# Given task
Note each line of the listing that contains the string "وابن", and copy it.
--
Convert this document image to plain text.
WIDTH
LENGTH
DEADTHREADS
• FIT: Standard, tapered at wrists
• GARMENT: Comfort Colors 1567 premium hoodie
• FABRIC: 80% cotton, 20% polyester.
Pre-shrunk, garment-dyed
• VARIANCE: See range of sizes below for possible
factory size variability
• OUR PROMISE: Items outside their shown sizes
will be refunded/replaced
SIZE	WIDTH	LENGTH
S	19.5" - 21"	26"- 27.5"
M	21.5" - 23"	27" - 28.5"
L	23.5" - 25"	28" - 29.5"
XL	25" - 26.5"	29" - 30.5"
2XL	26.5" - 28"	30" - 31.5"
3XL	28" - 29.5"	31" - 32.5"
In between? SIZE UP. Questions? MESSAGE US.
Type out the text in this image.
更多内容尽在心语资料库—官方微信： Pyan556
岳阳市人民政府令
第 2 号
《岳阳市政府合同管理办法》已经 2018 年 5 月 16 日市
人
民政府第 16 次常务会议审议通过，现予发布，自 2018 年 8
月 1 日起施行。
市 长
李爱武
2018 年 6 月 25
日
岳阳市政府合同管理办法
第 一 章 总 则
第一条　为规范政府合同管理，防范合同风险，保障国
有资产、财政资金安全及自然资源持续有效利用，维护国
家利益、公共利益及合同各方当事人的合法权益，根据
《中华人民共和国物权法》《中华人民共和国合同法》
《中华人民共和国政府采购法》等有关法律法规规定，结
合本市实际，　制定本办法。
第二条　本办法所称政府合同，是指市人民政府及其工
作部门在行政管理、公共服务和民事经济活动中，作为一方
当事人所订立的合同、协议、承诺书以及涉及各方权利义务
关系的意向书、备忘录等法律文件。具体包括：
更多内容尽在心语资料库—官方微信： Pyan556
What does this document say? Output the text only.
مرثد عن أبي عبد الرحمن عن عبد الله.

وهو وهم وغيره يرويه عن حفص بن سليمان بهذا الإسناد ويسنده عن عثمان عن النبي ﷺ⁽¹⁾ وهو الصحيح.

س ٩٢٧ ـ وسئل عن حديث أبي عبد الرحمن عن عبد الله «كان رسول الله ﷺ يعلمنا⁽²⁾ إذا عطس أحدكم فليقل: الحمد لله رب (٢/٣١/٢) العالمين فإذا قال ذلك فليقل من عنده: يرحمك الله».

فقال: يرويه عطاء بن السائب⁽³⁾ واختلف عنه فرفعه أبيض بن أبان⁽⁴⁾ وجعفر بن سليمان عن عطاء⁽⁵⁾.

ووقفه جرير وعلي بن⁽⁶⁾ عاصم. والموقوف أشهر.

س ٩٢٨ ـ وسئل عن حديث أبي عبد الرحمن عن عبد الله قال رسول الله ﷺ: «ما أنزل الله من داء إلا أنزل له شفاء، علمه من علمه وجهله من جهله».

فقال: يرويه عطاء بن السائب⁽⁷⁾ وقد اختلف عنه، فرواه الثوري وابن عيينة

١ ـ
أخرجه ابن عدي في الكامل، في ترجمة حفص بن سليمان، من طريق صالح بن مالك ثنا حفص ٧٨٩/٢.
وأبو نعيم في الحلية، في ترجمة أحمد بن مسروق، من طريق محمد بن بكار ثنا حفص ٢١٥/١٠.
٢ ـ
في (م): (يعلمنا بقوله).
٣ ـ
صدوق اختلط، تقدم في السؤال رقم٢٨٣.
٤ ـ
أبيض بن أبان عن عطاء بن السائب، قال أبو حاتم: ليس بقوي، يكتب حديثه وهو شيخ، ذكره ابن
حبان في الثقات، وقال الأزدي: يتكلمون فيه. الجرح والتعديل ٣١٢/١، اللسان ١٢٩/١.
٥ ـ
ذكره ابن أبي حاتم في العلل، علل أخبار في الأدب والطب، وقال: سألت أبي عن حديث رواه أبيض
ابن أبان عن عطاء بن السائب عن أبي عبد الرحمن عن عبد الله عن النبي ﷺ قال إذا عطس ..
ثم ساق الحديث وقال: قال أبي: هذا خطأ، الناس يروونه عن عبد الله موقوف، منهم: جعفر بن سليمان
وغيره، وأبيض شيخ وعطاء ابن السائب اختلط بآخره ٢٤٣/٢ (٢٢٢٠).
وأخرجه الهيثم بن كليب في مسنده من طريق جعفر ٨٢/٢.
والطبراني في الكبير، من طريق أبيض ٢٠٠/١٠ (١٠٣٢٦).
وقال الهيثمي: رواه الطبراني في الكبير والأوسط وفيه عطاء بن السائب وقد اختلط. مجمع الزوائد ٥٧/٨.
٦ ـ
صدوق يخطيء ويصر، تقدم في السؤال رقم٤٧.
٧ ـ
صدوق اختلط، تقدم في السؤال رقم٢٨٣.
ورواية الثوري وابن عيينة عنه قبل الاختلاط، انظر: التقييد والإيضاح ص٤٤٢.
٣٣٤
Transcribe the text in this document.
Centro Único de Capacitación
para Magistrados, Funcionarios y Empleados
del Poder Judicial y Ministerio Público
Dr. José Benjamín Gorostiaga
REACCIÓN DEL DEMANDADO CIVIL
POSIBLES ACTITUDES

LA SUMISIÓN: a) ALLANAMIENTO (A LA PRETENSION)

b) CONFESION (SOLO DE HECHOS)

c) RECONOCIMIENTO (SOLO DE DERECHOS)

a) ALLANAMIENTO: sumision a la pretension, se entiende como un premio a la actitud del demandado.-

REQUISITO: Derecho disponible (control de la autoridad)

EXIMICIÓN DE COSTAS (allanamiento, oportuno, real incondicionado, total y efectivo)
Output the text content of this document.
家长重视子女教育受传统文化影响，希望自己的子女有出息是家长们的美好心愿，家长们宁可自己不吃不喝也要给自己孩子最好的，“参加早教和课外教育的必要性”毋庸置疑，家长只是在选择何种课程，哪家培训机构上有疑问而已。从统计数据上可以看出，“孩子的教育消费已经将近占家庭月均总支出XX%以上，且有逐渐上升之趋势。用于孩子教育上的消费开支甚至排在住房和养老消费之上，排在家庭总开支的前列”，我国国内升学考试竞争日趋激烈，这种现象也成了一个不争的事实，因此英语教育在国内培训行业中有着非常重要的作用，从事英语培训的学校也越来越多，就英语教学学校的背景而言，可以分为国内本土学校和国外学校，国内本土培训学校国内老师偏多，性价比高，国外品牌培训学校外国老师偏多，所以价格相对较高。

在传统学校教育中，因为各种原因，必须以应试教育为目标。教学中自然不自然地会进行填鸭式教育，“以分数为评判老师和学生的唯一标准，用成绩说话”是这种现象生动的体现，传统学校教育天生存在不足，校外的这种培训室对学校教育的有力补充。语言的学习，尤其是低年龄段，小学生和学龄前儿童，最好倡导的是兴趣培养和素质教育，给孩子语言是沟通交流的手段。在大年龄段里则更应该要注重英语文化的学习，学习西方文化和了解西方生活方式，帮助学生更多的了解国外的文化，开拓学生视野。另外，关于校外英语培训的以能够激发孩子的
--
# Solved exercise
فقال: يرويه عطاء بن السائب⁽⁷⁾ وقد اختلف عنه، فرواه الثوري وابن عيينة
ورواية الثوري وابن عيينة عنه قبل الاختلاط، انظر: التقييد والإيضاح ص٤٤٢.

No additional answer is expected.